**SET EXERCISE:** Your task is to repeat the lines below exactly, excluding any pictures they contain.

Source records

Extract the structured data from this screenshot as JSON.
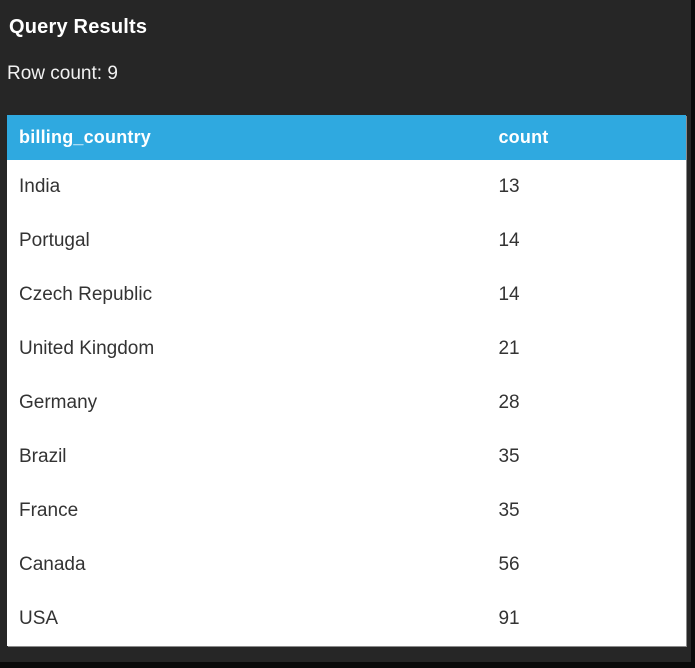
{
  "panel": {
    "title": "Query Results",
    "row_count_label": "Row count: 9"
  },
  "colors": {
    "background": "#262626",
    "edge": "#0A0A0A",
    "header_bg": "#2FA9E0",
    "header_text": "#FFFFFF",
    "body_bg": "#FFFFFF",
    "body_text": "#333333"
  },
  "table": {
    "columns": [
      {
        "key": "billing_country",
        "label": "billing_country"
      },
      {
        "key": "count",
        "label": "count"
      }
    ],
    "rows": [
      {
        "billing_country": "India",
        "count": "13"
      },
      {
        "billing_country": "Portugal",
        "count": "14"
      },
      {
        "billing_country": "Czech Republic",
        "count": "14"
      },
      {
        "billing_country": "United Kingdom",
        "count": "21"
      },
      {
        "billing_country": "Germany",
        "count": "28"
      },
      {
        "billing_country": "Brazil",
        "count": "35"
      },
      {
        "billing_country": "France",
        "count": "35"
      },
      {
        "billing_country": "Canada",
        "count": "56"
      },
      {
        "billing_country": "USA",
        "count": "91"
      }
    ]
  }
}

**RESPONSE TO THIS EXERCISE:**
Extract the structured data from this screenshot as JSON.
{
  "panel": {
    "title": "Query Results",
    "row_count_label": "Row count: 9"
  },
  "colors": {
    "background": "#262626",
    "edge": "#0A0A0A",
    "header_bg": "#2FA9E0",
    "header_text": "#FFFFFF",
    "body_bg": "#FFFFFF",
    "body_text": "#333333"
  },
  "table": {
    "columns": [
      {
        "key": "billing_country",
        "label": "billing_country"
      },
      {
        "key": "count",
        "label": "count"
      }
    ],
    "rows": [
      {
        "billing_country": "India",
        "count": "13"
      },
      {
        "billing_country": "Portugal",
        "count": "14"
      },
      {
        "billing_country": "Czech Republic",
        "count": "14"
      },
      {
        "billing_country": "United Kingdom",
        "count": "21"
      },
      {
        "billing_country": "Germany",
        "count": "28"
      },
      {
        "billing_country": "Brazil",
        "count": "35"
      },
      {
        "billing_country": "France",
        "count": "35"
      },
      {
        "billing_country": "Canada",
        "count": "56"
      },
      {
        "billing_country": "USA",
        "count": "91"
      }
    ]
  }
}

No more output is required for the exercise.